-- BEGIN PROVIDED MATERIAL --
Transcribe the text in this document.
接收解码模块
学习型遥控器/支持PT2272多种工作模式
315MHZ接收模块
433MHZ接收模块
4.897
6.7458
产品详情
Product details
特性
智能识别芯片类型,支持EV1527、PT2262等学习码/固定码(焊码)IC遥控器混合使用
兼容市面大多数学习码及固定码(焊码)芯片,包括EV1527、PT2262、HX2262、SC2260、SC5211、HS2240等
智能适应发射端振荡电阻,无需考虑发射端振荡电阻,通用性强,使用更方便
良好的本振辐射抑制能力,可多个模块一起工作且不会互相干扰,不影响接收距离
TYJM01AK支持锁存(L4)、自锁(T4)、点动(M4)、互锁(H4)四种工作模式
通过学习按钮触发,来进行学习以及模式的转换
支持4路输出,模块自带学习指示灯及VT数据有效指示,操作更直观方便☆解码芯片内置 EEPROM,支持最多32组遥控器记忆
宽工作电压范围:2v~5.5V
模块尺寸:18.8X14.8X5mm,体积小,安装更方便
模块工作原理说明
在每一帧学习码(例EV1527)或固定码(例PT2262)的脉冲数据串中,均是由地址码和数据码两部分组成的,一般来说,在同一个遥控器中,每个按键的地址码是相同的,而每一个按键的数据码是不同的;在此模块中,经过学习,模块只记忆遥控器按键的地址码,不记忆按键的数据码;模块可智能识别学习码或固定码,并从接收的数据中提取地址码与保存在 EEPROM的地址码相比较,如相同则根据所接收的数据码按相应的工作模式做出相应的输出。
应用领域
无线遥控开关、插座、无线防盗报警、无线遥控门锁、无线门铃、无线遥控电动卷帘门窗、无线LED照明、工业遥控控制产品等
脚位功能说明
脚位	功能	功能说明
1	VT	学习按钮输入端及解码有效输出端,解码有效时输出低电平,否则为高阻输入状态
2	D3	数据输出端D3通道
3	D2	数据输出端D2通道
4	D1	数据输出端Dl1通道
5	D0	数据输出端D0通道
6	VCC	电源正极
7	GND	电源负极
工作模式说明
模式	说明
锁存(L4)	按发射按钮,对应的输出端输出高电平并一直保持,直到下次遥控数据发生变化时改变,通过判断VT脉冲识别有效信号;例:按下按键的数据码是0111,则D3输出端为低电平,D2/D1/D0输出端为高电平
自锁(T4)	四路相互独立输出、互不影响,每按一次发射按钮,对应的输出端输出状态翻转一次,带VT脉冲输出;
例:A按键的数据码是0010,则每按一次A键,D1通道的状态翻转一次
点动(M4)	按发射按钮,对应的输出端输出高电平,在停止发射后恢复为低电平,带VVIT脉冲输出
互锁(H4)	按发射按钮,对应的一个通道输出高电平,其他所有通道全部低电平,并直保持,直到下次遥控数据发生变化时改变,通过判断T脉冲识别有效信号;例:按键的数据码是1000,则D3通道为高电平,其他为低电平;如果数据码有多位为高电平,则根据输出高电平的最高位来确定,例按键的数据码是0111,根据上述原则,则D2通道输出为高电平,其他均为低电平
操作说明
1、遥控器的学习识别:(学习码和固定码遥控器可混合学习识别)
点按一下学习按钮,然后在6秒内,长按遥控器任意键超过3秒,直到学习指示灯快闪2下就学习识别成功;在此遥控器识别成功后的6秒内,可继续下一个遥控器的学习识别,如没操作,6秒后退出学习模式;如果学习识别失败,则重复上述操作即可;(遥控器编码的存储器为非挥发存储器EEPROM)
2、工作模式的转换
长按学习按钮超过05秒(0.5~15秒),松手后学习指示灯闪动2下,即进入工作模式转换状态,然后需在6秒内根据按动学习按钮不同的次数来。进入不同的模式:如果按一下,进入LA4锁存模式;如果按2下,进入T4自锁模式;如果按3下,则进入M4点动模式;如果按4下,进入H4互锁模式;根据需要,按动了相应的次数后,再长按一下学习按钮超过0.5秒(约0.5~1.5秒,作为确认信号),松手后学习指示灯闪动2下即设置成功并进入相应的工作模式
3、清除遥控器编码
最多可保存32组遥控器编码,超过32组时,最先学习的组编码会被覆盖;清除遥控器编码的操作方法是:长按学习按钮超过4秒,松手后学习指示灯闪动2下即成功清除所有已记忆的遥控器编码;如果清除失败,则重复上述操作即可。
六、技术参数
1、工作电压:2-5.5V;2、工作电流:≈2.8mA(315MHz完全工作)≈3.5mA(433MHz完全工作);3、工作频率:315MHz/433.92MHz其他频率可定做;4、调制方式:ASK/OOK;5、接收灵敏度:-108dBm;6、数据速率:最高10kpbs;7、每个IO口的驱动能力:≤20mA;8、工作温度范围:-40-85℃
-- END PROVIDED MATERIAL --
Reproduce the data in its entirety, matching each character.

CORRECT ANSWER:
Transcribe the text in this document.
接收解码模块
学习型遥控器/支持PT2272多种工作模式
315MHZ接收模块
433MHZ接收模块
4.897
6.7458
产品详情
Product details
特性
智能识别芯片类型,支持EV1527、PT2262等学习码/固定码(焊码)IC遥控器混合使用
兼容市面大多数学习码及固定码(焊码)芯片,包括EV1527、PT2262、HX2262、SC2260、SC5211、HS2240等
智能适应发射端振荡电阻,无需考虑发射端振荡电阻,通用性强,使用更方便
良好的本振辐射抑制能力,可多个模块一起工作且不会互相干扰,不影响接收距离
TYJM01AK支持锁存(L4)、自锁(T4)、点动(M4)、互锁(H4)四种工作模式
通过学习按钮触发,来进行学习以及模式的转换
支持4路输出,模块自带学习指示灯及VT数据有效指示,操作更直观方便☆解码芯片内置 EEPROM,支持最多32组遥控器记忆
宽工作电压范围:2v~5.5V
模块尺寸:18.8X14.8X5mm,体积小,安装更方便
模块工作原理说明
在每一帧学习码(例EV1527)或固定码(例PT2262)的脉冲数据串中,均是由地址码和数据码两部分组成的,一般来说,在同一个遥控器中,每个按键的地址码是相同的,而每一个按键的数据码是不同的;在此模块中,经过学习,模块只记忆遥控器按键的地址码,不记忆按键的数据码;模块可智能识别学习码或固定码,并从接收的数据中提取地址码与保存在 EEPROM的地址码相比较,如相同则根据所接收的数据码按相应的工作模式做出相应的输出。
应用领域
无线遥控开关、插座、无线防盗报警、无线遥控门锁、无线门铃、无线遥控电动卷帘门窗、无线LED照明、工业遥控控制产品等
脚位功能说明
脚位	功能	功能说明
1	VT	学习按钮输入端及解码有效输出端,解码有效时输出低电平,否则为高阻输入状态
2	D3	数据输出端D3通道
3	D2	数据输出端D2通道
4	D1	数据输出端Dl1通道
5	D0	数据输出端D0通道
6	VCC	电源正极
7	GND	电源负极
工作模式说明
模式	说明
锁存(L4)	按发射按钮,对应的输出端输出高电平并一直保持,直到下次遥控数据发生变化时改变,通过判断VT脉冲识别有效信号;例:按下按键的数据码是0111,则D3输出端为低电平,D2/D1/D0输出端为高电平
自锁(T4)	四路相互独立输出、互不影响,每按一次发射按钮,对应的输出端输出状态翻转一次,带VT脉冲输出;
例:A按键的数据码是0010,则每按一次A键,D1通道的状态翻转一次
点动(M4)	按发射按钮,对应的输出端输出高电平,在停止发射后恢复为低电平,带VVIT脉冲输出
互锁(H4)	按发射按钮,对应的一个通道输出高电平,其他所有通道全部低电平,并直保持,直到下次遥控数据发生变化时改变,通过判断T脉冲识别有效信号;例:按键的数据码是1000,则D3通道为高电平,其他为低电平;如果数据码有多位为高电平,则根据输出高电平的最高位来确定,例按键的数据码是0111,根据上述原则,则D2通道输出为高电平,其他均为低电平
操作说明
1、遥控器的学习识别:(学习码和固定码遥控器可混合学习识别)
点按一下学习按钮,然后在6秒内,长按遥控器任意键超过3秒,直到学习指示灯快闪2下就学习识别成功;在此遥控器识别成功后的6秒内,可继续下一个遥控器的学习识别,如没操作,6秒后退出学习模式;如果学习识别失败,则重复上述操作即可;(遥控器编码的存储器为非挥发存储器EEPROM)
2、工作模式的转换
长按学习按钮超过05秒(0.5~15秒),松手后学习指示灯闪动2下,即进入工作模式转换状态,然后需在6秒内根据按动学习按钮不同的次数来。进入不同的模式:如果按一下,进入LA4锁存模式;如果按2下,进入T4自锁模式;如果按3下,则进入M4点动模式;如果按4下,进入H4互锁模式;根据需要,按动了相应的次数后,再长按一下学习按钮超过0.5秒(约0.5~1.5秒,作为确认信号),松手后学习指示灯闪动2下即设置成功并进入相应的工作模式
3、清除遥控器编码
最多可保存32组遥控器编码,超过32组时,最先学习的组编码会被覆盖;清除遥控器编码的操作方法是:长按学习按钮超过4秒,松手后学习指示灯闪动2下即成功清除所有已记忆的遥控器编码;如果清除失败,则重复上述操作即可。
六、技术参数
1、工作电压:2-5.5V;2、工作电流:≈2.8mA(315MHz完全工作)≈3.5mA(433MHz完全工作);3、工作频率:315MHz/433.92MHz其他频率可定做;4、调制方式:ASK/OOK;5、接收灵敏度:-108dBm;6、数据速率:最高10kpbs;7、每个IO口的驱动能力:≤20mA;8、工作温度范围:-40-85℃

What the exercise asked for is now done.